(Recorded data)

.....

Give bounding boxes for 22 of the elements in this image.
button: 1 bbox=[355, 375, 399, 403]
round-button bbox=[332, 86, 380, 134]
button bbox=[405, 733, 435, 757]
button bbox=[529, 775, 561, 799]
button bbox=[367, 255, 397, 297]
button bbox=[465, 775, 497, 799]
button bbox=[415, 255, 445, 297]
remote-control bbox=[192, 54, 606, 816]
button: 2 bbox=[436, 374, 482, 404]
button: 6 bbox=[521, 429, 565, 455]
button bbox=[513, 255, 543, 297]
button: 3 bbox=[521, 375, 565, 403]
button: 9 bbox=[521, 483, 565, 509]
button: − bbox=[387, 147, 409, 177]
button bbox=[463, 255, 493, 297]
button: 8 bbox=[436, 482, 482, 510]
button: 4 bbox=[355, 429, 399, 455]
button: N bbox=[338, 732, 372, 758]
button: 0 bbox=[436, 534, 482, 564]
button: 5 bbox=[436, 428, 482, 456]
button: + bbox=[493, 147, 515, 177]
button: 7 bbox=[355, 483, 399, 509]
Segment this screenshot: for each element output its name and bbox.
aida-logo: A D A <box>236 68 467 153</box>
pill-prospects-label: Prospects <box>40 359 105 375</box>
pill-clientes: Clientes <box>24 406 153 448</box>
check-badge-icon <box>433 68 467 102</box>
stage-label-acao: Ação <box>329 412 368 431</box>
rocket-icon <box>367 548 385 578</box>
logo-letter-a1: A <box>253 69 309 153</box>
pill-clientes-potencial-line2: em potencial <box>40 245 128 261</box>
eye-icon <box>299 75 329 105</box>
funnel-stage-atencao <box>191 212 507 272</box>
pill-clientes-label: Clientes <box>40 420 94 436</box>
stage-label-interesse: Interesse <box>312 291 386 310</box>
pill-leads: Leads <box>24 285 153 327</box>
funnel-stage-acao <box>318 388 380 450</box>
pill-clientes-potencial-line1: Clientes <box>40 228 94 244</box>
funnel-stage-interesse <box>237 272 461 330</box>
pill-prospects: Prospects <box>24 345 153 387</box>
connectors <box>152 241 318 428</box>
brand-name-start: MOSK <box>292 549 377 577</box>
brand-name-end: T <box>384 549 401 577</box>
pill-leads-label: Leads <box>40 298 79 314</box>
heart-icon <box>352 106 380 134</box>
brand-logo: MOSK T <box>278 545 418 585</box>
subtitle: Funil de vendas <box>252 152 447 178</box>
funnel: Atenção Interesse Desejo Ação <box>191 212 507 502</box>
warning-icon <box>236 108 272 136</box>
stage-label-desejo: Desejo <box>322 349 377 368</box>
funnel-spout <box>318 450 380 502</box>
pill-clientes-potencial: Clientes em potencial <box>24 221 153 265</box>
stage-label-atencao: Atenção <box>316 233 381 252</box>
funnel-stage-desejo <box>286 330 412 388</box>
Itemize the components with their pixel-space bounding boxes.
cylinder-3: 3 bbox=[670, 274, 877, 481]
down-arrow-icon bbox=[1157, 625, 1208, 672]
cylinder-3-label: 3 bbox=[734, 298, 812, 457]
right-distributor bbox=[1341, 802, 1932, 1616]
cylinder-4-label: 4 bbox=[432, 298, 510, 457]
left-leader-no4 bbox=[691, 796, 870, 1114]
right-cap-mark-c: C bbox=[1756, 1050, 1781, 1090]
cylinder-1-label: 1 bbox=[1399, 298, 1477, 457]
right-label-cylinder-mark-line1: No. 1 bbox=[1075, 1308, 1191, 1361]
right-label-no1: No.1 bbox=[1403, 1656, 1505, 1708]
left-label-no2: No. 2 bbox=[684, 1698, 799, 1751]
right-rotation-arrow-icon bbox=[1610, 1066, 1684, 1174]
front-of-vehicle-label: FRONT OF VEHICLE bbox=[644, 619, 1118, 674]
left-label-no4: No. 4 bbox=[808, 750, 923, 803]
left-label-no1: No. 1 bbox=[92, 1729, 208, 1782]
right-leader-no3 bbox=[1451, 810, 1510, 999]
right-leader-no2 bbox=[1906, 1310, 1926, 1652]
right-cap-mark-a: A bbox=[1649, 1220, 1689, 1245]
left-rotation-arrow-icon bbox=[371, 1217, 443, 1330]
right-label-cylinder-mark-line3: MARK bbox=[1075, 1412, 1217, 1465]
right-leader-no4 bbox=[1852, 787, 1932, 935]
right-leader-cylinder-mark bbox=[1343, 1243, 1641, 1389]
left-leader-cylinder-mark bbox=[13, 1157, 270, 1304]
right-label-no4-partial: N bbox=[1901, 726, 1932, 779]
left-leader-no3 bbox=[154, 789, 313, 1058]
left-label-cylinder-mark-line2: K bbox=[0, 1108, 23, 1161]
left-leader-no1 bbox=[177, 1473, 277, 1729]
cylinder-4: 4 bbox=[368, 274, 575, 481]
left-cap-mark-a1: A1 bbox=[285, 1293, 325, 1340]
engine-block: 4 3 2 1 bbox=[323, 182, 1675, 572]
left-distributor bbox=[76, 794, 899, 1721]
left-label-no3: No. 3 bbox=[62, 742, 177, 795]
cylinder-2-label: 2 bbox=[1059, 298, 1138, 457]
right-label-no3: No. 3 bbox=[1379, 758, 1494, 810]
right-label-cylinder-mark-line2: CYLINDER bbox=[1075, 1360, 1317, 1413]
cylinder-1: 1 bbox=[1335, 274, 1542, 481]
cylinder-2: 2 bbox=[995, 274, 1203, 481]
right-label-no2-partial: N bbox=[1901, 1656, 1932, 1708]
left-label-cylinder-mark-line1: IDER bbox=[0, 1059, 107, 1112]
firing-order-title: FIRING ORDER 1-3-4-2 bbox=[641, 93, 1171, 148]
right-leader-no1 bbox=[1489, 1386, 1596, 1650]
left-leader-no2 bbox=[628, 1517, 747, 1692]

.....

- **WHAT THE TASK ASKS**:
Print all of the rows above again, character for character, with nothing altered or left out.

- **THE COMPLETED TASK**:
Give bounding boxes for 22 of the elements in this image.
button: 1 bbox=[355, 375, 399, 403]
round-button bbox=[332, 86, 380, 134]
button bbox=[405, 733, 435, 757]
button bbox=[529, 775, 561, 799]
button bbox=[367, 255, 397, 297]
button bbox=[465, 775, 497, 799]
button bbox=[415, 255, 445, 297]
remote-control bbox=[192, 54, 606, 816]
button: 2 bbox=[436, 374, 482, 404]
button: 6 bbox=[521, 429, 565, 455]
button bbox=[513, 255, 543, 297]
button: 3 bbox=[521, 375, 565, 403]
button: 9 bbox=[521, 483, 565, 509]
button: − bbox=[387, 147, 409, 177]
button bbox=[463, 255, 493, 297]
button: 8 bbox=[436, 482, 482, 510]
button: 4 bbox=[355, 429, 399, 455]
button: N bbox=[338, 732, 372, 758]
button: 0 bbox=[436, 534, 482, 564]
button: 5 bbox=[436, 428, 482, 456]
button: + bbox=[493, 147, 515, 177]
button: 7 bbox=[355, 483, 399, 509]
Segment this screenshot: for each element output its name and bbox.
aida-logo: A D A <box>236 68 467 153</box>
pill-prospects-label: Prospects <box>40 359 105 375</box>
pill-clientes: Clientes <box>24 406 153 448</box>
check-badge-icon <box>433 68 467 102</box>
stage-label-acao: Ação <box>329 412 368 431</box>
rocket-icon <box>367 548 385 578</box>
logo-letter-a1: A <box>253 69 309 153</box>
pill-clientes-potencial-line2: em potencial <box>40 245 128 261</box>
eye-icon <box>299 75 329 105</box>
funnel-stage-atencao <box>191 212 507 272</box>
pill-clientes-label: Clientes <box>40 420 94 436</box>
stage-label-interesse: Interesse <box>312 291 386 310</box>
pill-leads: Leads <box>24 285 153 327</box>
funnel-stage-acao <box>318 388 380 450</box>
pill-clientes-potencial-line1: Clientes <box>40 228 94 244</box>
funnel-stage-interesse <box>237 272 461 330</box>
pill-prospects: Prospects <box>24 345 153 387</box>
connectors <box>152 241 318 428</box>
brand-name-start: MOSK <box>292 549 377 577</box>
brand-name-end: T <box>384 549 401 577</box>
pill-leads-label: Leads <box>40 298 79 314</box>
heart-icon <box>352 106 380 134</box>
brand-logo: MOSK T <box>278 545 418 585</box>
subtitle: Funil de vendas <box>252 152 447 178</box>
funnel: Atenção Interesse Desejo Ação <box>191 212 507 502</box>
warning-icon <box>236 108 272 136</box>
stage-label-desejo: Desejo <box>322 349 377 368</box>
funnel-spout <box>318 450 380 502</box>
pill-clientes-potencial: Clientes em potencial <box>24 221 153 265</box>
stage-label-atencao: Atenção <box>316 233 381 252</box>
funnel-stage-desejo <box>286 330 412 388</box>
Itemize the components with their pixel-space bounding boxes.
cylinder-3: 3 bbox=[670, 274, 877, 481]
down-arrow-icon bbox=[1157, 625, 1208, 672]
cylinder-3-label: 3 bbox=[734, 298, 812, 457]
right-distributor bbox=[1341, 802, 1932, 1616]
cylinder-4-label: 4 bbox=[432, 298, 510, 457]
left-leader-no4 bbox=[691, 796, 870, 1114]
right-cap-mark-c: C bbox=[1756, 1050, 1781, 1090]
cylinder-1-label: 1 bbox=[1399, 298, 1477, 457]
right-label-cylinder-mark-line1: No. 1 bbox=[1075, 1308, 1191, 1361]
right-label-no1: No.1 bbox=[1403, 1656, 1505, 1708]
left-label-no2: No. 2 bbox=[684, 1698, 799, 1751]
right-rotation-arrow-icon bbox=[1610, 1066, 1684, 1174]
front-of-vehicle-label: FRONT OF VEHICLE bbox=[644, 619, 1118, 674]
left-label-no4: No. 4 bbox=[808, 750, 923, 803]
left-label-no1: No. 1 bbox=[92, 1729, 208, 1782]
right-leader-no3 bbox=[1451, 810, 1510, 999]
right-leader-no2 bbox=[1906, 1310, 1926, 1652]
right-cap-mark-a: A bbox=[1649, 1220, 1689, 1245]
left-rotation-arrow-icon bbox=[371, 1217, 443, 1330]
right-label-cylinder-mark-line3: MARK bbox=[1075, 1412, 1217, 1465]
right-leader-no4 bbox=[1852, 787, 1932, 935]
right-leader-cylinder-mark bbox=[1343, 1243, 1641, 1389]
left-leader-cylinder-mark bbox=[13, 1157, 270, 1304]
right-label-no4-partial: N bbox=[1901, 726, 1932, 779]
left-leader-no3 bbox=[154, 789, 313, 1058]
left-label-cylinder-mark-line2: K bbox=[0, 1108, 23, 1161]
left-leader-no1 bbox=[177, 1473, 277, 1729]
cylinder-4: 4 bbox=[368, 274, 575, 481]
left-cap-mark-a1: A1 bbox=[285, 1293, 325, 1340]
engine-block: 4 3 2 1 bbox=[323, 182, 1675, 572]
left-distributor bbox=[76, 794, 899, 1721]
left-label-no3: No. 3 bbox=[62, 742, 177, 795]
cylinder-2-label: 2 bbox=[1059, 298, 1138, 457]
right-label-no3: No. 3 bbox=[1379, 758, 1494, 810]
right-label-cylinder-mark-line2: CYLINDER bbox=[1075, 1360, 1317, 1413]
cylinder-1: 1 bbox=[1335, 274, 1542, 481]
cylinder-2: 2 bbox=[995, 274, 1203, 481]
right-label-no2-partial: N bbox=[1901, 1656, 1932, 1708]
left-label-cylinder-mark-line1: IDER bbox=[0, 1059, 107, 1112]
firing-order-title: FIRING ORDER 1-3-4-2 bbox=[641, 93, 1171, 148]
right-leader-no1 bbox=[1489, 1386, 1596, 1650]
left-leader-no2 bbox=[628, 1517, 747, 1692]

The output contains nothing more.